Dataset excerpts:
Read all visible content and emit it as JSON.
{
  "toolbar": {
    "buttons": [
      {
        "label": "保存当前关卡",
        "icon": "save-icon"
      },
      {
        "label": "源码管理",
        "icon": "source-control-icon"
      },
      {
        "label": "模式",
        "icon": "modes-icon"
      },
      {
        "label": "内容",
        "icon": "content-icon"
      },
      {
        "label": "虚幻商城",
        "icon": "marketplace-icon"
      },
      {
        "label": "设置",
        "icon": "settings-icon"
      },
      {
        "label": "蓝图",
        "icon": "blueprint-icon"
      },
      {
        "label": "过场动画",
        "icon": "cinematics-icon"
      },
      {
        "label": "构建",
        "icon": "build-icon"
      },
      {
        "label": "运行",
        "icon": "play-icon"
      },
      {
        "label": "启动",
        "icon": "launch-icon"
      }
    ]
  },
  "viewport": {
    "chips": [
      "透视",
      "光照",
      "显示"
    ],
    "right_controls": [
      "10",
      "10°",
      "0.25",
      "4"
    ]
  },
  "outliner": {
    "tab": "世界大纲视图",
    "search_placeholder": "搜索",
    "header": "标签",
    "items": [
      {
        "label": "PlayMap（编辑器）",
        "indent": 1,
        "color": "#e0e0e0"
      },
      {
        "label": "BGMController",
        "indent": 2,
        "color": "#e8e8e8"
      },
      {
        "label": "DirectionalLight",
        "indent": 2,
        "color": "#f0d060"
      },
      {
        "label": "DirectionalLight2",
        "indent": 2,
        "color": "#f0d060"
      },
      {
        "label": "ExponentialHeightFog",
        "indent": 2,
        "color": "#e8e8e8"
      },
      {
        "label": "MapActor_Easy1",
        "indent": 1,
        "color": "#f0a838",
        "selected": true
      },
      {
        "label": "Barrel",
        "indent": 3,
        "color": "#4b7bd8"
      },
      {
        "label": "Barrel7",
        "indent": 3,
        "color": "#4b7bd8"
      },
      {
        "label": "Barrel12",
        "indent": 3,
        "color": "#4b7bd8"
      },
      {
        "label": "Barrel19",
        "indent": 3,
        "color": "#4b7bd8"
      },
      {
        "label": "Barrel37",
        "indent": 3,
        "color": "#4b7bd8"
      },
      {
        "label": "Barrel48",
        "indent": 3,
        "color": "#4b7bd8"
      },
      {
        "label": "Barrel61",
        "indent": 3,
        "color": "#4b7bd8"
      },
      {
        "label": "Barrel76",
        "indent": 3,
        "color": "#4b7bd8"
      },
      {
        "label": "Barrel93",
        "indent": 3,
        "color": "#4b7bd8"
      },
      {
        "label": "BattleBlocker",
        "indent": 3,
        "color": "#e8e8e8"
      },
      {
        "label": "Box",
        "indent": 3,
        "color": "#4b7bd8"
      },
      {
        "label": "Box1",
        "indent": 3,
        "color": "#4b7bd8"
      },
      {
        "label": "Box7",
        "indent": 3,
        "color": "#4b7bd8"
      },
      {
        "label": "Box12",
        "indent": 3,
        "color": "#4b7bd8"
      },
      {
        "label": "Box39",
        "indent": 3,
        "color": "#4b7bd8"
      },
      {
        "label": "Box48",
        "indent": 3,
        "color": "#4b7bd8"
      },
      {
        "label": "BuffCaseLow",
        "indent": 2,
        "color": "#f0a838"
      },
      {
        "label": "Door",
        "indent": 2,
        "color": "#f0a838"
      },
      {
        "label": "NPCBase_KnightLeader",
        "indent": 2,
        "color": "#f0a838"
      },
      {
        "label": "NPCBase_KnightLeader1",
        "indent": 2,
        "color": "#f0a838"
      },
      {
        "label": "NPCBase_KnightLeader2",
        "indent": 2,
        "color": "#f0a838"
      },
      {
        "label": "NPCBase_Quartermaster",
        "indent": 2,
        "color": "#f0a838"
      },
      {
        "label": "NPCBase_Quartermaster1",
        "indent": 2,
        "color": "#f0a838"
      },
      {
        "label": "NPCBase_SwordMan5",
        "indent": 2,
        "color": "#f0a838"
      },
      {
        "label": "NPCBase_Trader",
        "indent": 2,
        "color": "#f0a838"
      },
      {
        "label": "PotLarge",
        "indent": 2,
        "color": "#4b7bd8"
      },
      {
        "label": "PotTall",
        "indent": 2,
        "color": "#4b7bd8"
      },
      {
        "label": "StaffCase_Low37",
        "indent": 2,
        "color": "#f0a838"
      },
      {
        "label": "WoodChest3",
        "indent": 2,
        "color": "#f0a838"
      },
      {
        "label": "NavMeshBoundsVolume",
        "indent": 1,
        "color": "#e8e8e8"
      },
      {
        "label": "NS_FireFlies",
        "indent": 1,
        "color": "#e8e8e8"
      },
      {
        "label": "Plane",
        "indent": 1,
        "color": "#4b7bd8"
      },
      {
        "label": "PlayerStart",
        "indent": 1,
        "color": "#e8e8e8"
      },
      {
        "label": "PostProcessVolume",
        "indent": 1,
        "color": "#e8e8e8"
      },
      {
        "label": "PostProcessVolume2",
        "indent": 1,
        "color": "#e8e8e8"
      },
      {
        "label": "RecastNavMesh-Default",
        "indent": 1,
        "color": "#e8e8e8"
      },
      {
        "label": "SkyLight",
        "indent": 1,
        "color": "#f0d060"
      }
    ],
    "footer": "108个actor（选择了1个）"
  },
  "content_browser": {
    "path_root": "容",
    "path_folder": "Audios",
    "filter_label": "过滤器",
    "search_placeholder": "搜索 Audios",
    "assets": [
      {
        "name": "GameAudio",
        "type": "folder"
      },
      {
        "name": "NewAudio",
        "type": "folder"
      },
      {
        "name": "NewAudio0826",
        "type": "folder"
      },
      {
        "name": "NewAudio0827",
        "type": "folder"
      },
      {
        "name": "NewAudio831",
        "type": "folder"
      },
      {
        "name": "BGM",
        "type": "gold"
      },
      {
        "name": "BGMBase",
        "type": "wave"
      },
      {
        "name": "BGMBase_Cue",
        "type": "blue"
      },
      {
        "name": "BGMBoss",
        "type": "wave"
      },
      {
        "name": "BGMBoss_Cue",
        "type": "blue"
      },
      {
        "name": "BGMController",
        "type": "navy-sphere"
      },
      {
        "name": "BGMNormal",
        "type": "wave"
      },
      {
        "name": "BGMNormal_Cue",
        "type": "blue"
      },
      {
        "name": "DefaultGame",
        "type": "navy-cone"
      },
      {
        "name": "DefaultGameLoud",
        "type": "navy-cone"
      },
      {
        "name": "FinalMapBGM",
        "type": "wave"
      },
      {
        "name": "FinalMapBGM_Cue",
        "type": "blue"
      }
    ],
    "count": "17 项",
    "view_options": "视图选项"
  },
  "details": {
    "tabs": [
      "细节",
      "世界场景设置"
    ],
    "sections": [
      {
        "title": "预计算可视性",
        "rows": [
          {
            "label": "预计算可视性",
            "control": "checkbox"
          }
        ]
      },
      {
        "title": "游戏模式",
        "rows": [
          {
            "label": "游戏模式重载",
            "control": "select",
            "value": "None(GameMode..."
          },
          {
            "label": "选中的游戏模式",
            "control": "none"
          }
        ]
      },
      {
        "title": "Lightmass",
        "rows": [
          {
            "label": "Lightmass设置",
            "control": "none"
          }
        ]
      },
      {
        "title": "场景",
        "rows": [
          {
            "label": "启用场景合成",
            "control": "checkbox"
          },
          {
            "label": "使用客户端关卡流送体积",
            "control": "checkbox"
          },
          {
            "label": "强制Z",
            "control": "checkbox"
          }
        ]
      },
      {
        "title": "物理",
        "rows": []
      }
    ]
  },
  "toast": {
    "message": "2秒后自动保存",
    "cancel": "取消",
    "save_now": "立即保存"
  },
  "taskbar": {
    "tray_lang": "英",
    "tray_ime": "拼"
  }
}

- _Goal_: Report how many lines in the records hold the word "title", giving the number and nothing else.

- _Complete output_: 5